■ **Material for the task**:
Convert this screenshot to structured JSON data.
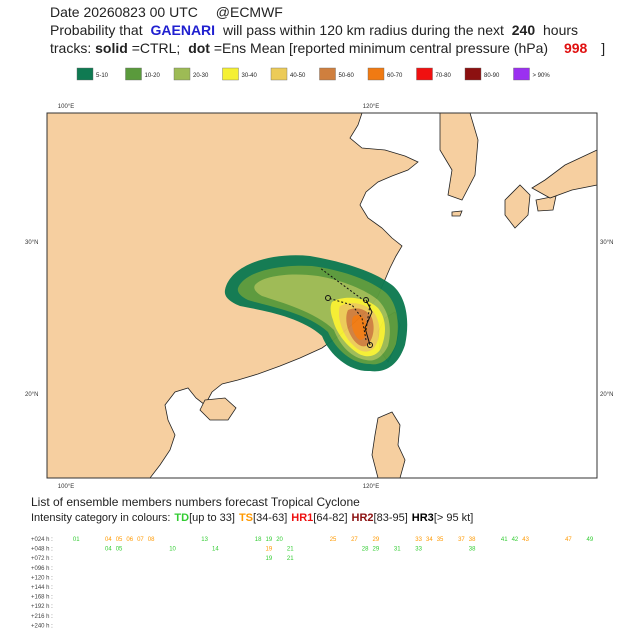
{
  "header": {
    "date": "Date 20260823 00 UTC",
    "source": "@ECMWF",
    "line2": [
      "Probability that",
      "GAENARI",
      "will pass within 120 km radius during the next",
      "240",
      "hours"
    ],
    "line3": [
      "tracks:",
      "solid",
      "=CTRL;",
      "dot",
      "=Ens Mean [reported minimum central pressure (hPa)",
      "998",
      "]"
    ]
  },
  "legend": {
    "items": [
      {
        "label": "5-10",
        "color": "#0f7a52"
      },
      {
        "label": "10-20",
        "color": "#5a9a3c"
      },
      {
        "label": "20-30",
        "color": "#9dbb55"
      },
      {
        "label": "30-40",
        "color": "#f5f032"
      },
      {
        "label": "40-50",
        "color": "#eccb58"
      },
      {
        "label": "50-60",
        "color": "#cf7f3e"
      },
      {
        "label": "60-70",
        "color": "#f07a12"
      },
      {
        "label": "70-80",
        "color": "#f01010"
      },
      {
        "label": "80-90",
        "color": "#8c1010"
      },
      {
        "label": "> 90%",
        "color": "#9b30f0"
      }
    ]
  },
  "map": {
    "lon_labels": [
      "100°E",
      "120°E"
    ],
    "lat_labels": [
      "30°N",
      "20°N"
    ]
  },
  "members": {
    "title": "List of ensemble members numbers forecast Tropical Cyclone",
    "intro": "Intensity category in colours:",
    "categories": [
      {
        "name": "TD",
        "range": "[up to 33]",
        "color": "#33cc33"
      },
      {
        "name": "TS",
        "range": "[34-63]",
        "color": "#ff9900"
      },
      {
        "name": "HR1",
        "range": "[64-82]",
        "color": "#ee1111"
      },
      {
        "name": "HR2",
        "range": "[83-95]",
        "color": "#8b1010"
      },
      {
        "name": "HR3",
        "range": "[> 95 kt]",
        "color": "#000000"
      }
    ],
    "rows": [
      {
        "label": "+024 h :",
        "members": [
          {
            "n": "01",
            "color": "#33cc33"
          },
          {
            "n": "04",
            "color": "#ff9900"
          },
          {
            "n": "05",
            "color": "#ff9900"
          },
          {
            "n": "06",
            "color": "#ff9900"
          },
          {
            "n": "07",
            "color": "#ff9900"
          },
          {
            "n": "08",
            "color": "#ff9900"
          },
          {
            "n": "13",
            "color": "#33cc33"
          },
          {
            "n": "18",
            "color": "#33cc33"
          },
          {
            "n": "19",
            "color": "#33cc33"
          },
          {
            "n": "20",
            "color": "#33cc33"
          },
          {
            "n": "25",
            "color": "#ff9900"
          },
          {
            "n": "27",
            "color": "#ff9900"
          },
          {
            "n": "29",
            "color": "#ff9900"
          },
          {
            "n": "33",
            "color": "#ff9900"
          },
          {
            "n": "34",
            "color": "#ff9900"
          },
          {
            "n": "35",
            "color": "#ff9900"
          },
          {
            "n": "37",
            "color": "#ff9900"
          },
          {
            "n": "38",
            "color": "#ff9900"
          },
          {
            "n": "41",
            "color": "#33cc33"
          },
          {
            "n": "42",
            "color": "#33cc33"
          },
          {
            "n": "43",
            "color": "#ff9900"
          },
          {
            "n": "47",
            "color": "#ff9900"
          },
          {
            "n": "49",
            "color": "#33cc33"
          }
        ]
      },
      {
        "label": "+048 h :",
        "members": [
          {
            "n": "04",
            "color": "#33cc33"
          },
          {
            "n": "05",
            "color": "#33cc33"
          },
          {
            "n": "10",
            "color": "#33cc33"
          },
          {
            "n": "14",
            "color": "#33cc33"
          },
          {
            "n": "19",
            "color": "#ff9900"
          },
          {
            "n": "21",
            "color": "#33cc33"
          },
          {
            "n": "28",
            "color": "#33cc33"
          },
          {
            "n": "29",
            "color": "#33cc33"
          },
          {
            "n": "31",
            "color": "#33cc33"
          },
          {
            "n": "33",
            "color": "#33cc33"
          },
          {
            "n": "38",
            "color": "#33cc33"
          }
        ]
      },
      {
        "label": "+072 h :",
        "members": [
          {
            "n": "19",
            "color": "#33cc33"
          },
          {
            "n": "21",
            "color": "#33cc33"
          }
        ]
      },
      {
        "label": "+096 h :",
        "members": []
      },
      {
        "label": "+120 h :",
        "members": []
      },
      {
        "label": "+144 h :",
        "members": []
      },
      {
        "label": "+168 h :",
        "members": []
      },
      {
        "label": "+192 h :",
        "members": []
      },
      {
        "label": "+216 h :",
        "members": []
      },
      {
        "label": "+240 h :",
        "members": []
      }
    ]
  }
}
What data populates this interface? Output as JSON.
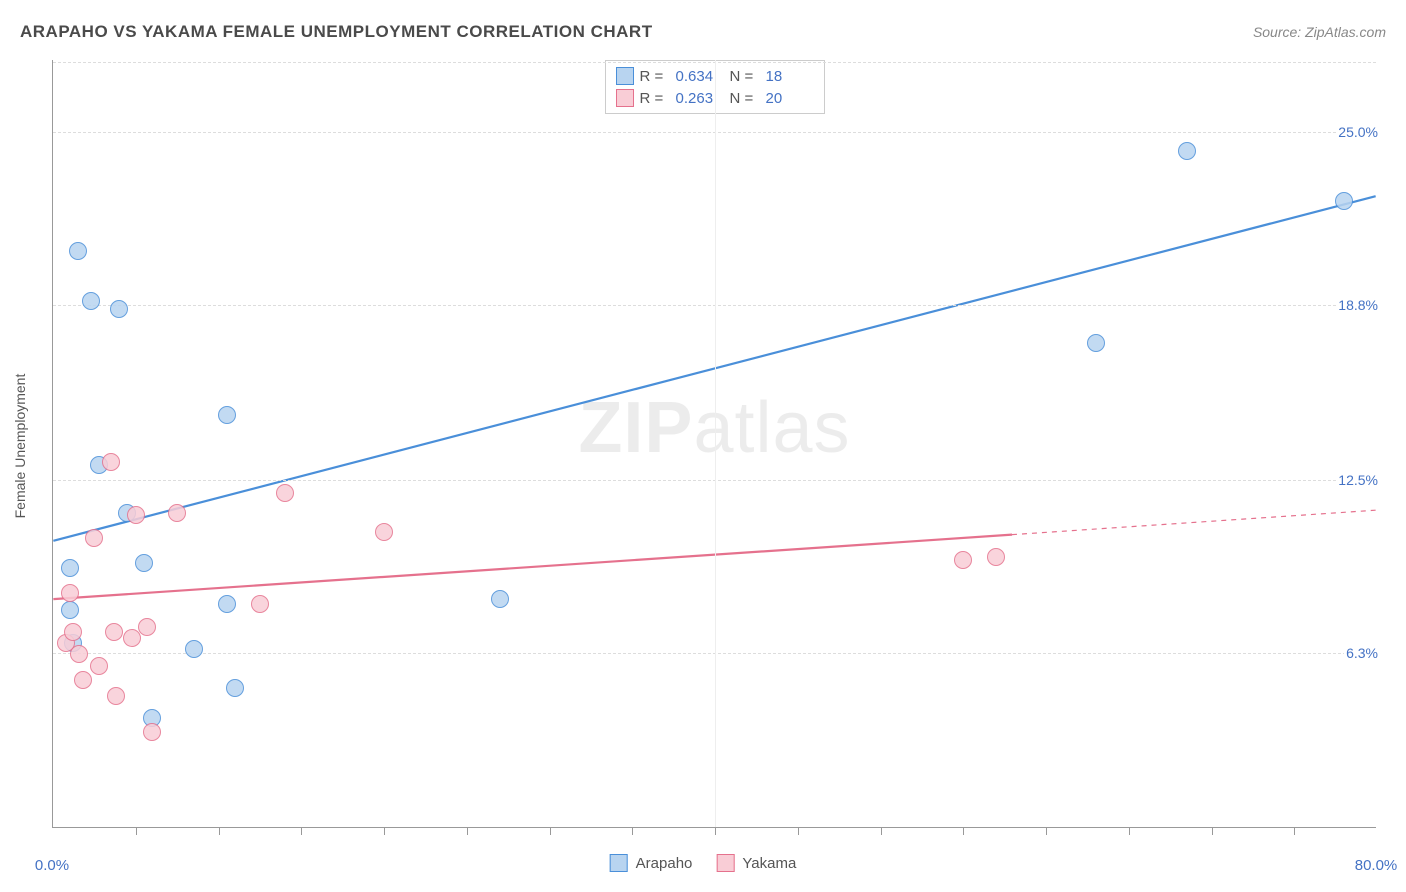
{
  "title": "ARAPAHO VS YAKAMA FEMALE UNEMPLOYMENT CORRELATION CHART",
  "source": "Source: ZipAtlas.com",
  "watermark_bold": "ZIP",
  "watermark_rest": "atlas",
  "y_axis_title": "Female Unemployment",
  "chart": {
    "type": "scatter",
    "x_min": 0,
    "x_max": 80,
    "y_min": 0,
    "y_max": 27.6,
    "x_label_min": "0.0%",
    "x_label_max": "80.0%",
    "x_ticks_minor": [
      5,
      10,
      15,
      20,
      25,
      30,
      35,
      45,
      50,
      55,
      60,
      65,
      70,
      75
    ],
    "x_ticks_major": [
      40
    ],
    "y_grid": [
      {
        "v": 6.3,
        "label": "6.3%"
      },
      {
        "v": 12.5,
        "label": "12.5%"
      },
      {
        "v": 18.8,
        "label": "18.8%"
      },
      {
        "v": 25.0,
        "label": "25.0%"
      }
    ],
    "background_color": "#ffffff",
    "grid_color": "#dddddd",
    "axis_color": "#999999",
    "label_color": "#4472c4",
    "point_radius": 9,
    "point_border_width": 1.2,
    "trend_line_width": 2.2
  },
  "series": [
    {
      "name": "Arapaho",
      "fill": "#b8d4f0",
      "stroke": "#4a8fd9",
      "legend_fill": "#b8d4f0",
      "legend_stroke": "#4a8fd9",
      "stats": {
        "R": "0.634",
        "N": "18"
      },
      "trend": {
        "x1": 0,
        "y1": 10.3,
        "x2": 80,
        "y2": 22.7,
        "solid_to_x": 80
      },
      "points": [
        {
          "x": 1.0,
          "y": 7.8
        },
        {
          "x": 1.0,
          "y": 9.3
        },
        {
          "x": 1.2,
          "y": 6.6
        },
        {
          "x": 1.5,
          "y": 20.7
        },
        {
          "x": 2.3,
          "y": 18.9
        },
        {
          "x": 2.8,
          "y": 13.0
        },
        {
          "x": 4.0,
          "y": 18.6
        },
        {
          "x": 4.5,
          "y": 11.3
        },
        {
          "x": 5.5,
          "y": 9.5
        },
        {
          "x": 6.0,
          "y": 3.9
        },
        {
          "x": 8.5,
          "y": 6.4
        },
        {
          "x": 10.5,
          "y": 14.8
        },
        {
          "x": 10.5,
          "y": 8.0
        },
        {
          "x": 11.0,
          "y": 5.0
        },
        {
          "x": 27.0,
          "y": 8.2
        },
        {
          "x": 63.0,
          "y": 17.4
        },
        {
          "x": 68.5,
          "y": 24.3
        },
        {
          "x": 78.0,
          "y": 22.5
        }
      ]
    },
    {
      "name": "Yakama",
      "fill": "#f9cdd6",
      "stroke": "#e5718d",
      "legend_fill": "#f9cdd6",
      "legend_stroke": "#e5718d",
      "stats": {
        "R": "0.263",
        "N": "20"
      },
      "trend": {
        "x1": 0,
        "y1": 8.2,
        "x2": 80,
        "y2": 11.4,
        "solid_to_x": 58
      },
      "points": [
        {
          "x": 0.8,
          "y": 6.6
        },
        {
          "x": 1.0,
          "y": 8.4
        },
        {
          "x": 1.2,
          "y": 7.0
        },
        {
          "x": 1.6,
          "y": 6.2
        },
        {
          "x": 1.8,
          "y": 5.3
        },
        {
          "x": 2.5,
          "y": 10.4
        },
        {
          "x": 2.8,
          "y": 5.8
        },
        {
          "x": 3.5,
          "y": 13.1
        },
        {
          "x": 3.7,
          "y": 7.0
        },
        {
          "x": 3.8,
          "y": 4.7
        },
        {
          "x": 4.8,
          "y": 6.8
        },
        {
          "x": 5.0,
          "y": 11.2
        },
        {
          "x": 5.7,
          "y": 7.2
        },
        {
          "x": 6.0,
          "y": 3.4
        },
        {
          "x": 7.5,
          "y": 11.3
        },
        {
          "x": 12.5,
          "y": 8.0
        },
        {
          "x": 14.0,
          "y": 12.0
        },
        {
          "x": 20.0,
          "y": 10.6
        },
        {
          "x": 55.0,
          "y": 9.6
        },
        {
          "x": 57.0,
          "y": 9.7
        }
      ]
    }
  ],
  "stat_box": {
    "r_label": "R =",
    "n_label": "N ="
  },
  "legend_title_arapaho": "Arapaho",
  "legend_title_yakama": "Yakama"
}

■ **Short exercise**:
Identify every line where the string "data" appears.

■ **Task result**:
Convert this screenshot to structured JSON data.
What data populates this interface? Output as JSON.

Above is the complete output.